Directive 1 | In the log analysis post below, translate the sentence "Two evenings of work, and ingestion feels done." into Spanish.

━━━ Supplied passage ━━━

Two evenings to build ingestion. Three weeks to decide what counts as an incident.
TL;DR: Building a log analysis tool, ingestion takes two evenings. Deciding what counts as an incident takes weeks. This post walks through three rules — a fingerprint, a threshold, and a reopen window — and the trade-offs each one forces.
In this post:
- What makes two logs the same incident?
- How many occurrences make an incident?
- When is an incident closed?
- Where the rules stop
- Why detection is the hard part
When you're asked to build a log analysis tool, your first instinct is to build the ingestion path.
You add a database table. You wire up a controller. You hit the endpoint with Postman or Curl, see the row appear in Postgres, and feel like you've made progress.
Two evenings of work, and ingestion feels done.
I know this because that's what I did when I started TraceRoot.
Two evenings on ingestion. The next three weeks went into the part I hadn't planned for.
Logs are events. Incidents are stateful objects with lifecycles. Going from a stream of POST /logs calls to something that becomes a useful incident is the work that doesn't get written about.
It's also the work that determines whether your tool produces something engineers want to look at, or just a slow events table with extra steps.
This post walks through the decisions TraceRoot makes about what counts as an incident. None of them are technically hard. All of them are opinions encoded as rules. Each one has a wrong default that systems quietly inherit, and a tradeoff the right choice forces you to accept.
These are mine. They're not the only valid answers.
They're the ones the system enforces.
What makes two logs the same incident?
Once logs are flowing into Postgres, the next question comes fast: which of these are the same problem?
Two NullPointerException logs from inventory-service are obviously related.
But what about a NullPointerException and a TimeoutException from the same endpoint? Same underlying bug or different ones?
What about the same exception type from two different services? What about logs that share a trace ID but happen ten seconds apart?
Every one of these has a defensible answer. The problem is the system has to pick one and apply it consistently to millions of logs.
TraceRoot uses four fields:
public String buildPatternKey(LogRecord record) {
String exceptionType = normalizeExceptionType(
record.getExceptionType()
);
String endpoint = normalizeEndpoint(
record.getEndpoint()
);
return record.getServiceName() + "|" +
record.getLevel() + "|" +
exceptionType + "|" +
endpoint;
}
That's the fingerprint. Same four fields, same incident. Change one, and it's a different incident.
The reason these four specific fields, and not others, comes down to what each one captures that the others can't.
-
ServiceName: Two services failing similarly are different incidents. A
NullPointerExceptioninpayment-serviceand the same exception ininventory-servicemight share a root cause, but they have different on-call paths, different rollback decisions, different blast radii. -
Level:
ERRORbelongs in a fingerprint.WARNis informational.INFOis noise. Mixing them produces meaningless groupings. -
ExceptionType: This is where
TimeoutExceptionandNullPointerExceptionseparate even at the same endpoint. Different bugs, different fixes. - Endpoint: Two endpoints in the same service throwing the same exception type might be a shared library bug, or two unrelated bugs. Splitting by endpoint preserves the distinction.

━━━ Data to use ━━━

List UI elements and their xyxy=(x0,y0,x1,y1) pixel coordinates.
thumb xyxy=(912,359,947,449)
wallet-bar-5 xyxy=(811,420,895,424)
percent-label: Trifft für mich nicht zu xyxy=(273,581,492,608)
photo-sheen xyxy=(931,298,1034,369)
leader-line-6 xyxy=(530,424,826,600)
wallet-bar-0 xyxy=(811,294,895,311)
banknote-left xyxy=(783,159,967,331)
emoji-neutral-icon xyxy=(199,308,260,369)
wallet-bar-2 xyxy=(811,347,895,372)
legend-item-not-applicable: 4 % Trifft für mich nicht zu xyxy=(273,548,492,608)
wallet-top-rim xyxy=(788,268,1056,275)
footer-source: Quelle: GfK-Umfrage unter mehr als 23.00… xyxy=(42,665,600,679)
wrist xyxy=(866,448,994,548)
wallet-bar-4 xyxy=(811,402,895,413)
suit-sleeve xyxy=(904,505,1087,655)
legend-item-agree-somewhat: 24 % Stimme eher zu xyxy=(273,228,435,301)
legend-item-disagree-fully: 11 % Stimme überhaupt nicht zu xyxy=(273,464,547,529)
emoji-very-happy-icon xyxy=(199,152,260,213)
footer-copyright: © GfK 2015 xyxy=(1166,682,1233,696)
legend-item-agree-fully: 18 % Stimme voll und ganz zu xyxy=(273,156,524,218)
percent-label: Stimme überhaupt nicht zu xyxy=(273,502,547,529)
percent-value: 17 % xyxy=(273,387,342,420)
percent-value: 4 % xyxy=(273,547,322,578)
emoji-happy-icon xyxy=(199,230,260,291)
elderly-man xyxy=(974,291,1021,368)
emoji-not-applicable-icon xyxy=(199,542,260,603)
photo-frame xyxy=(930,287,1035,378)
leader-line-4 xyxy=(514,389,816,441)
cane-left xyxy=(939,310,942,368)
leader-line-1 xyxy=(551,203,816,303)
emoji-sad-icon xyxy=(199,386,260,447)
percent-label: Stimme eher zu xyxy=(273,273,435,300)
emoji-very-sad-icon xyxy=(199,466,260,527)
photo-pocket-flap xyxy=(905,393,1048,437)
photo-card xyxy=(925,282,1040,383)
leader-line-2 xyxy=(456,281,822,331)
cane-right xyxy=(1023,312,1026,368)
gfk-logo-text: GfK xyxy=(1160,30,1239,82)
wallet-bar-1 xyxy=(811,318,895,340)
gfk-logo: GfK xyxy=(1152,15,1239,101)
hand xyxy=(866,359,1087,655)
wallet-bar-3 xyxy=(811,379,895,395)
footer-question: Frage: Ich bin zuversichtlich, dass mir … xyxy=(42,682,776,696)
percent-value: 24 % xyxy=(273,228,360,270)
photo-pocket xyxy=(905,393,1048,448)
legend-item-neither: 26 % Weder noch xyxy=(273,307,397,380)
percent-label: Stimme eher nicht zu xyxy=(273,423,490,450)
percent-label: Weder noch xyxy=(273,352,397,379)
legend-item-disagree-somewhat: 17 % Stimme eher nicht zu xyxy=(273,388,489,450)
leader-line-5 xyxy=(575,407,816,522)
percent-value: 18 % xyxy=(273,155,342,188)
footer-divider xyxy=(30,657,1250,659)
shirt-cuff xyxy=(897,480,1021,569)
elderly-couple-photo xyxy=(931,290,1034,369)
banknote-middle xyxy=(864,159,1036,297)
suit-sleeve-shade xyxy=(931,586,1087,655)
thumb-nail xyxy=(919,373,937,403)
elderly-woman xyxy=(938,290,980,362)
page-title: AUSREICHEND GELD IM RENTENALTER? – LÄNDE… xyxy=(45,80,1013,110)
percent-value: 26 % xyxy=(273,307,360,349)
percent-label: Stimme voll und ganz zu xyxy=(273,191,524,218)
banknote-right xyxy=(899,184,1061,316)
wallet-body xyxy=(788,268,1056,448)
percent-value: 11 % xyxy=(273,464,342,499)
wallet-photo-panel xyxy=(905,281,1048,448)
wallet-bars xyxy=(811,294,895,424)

━━━

Directive 2 | Extract the records word for word, from their start through the line that contains "legend-item-agree-fully: 18 %".

Full response 1 | Dos tardes de trabajo, y la ingesta parece terminada.

Full response 2 |
List UI elements and their xyxy=(x0,y0,x1,y1) pixel coordinates.
thumb xyxy=(912,359,947,449)
wallet-bar-5 xyxy=(811,420,895,424)
percent-label: Trifft für mich nicht zu xyxy=(273,581,492,608)
photo-sheen xyxy=(931,298,1034,369)
leader-line-6 xyxy=(530,424,826,600)
wallet-bar-0 xyxy=(811,294,895,311)
banknote-left xyxy=(783,159,967,331)
emoji-neutral-icon xyxy=(199,308,260,369)
wallet-bar-2 xyxy=(811,347,895,372)
legend-item-not-applicable: 4 % Trifft für mich nicht zu xyxy=(273,548,492,608)
wallet-top-rim xyxy=(788,268,1056,275)
footer-source: Quelle: GfK-Umfrage unter mehr als 23.00… xyxy=(42,665,600,679)
wrist xyxy=(866,448,994,548)
wallet-bar-4 xyxy=(811,402,895,413)
suit-sleeve xyxy=(904,505,1087,655)
legend-item-agree-somewhat: 24 % Stimme eher zu xyxy=(273,228,435,301)
legend-item-disagree-fully: 11 % Stimme überhaupt nicht zu xyxy=(273,464,547,529)
emoji-very-happy-icon xyxy=(199,152,260,213)
footer-copyright: © GfK 2015 xyxy=(1166,682,1233,696)
legend-item-agree-fully: 18 % Stimme voll und ganz zu xyxy=(273,156,524,218)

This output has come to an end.